#### [WORK INSTRUCTIONS]
Reproduce the data exactly.

+++ PROVIDED INFORMATION +++

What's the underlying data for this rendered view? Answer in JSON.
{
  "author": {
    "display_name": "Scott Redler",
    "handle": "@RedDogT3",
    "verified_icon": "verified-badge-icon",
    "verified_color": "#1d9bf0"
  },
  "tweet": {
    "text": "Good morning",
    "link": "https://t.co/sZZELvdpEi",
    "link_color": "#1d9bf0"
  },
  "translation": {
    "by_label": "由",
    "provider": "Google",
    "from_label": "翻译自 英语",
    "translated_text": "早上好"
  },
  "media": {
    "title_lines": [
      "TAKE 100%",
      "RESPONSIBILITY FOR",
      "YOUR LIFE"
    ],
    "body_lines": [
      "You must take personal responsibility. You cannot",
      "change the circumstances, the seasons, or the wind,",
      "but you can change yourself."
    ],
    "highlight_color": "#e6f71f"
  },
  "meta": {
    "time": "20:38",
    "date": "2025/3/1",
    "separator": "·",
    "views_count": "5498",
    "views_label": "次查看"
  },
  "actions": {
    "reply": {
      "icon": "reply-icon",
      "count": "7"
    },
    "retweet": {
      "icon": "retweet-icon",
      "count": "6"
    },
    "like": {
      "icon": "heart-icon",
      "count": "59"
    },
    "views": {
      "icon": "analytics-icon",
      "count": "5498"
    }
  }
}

+++

#### [ANSWER]
What's the underlying data for this rendered view? Answer in JSON.
{
  "author": {
    "display_name": "Scott Redler",
    "handle": "@RedDogT3",
    "verified_icon": "verified-badge-icon",
    "verified_color": "#1d9bf0"
  },
  "tweet": {
    "text": "Good morning",
    "link": "https://t.co/sZZELvdpEi",
    "link_color": "#1d9bf0"
  },
  "translation": {
    "by_label": "由",
    "provider": "Google",
    "from_label": "翻译自 英语",
    "translated_text": "早上好"
  },
  "media": {
    "title_lines": [
      "TAKE 100%",
      "RESPONSIBILITY FOR",
      "YOUR LIFE"
    ],
    "body_lines": [
      "You must take personal responsibility. You cannot",
      "change the circumstances, the seasons, or the wind,",
      "but you can change yourself."
    ],
    "highlight_color": "#e6f71f"
  },
  "meta": {
    "time": "20:38",
    "date": "2025/3/1",
    "separator": "·",
    "views_count": "5498",
    "views_label": "次查看"
  },
  "actions": {
    "reply": {
      "icon": "reply-icon",
      "count": "7"
    },
    "retweet": {
      "icon": "retweet-icon",
      "count": "6"
    },
    "like": {
      "icon": "heart-icon",
      "count": "59"
    },
    "views": {
      "icon": "analytics-icon",
      "count": "5498"
    }
  }
}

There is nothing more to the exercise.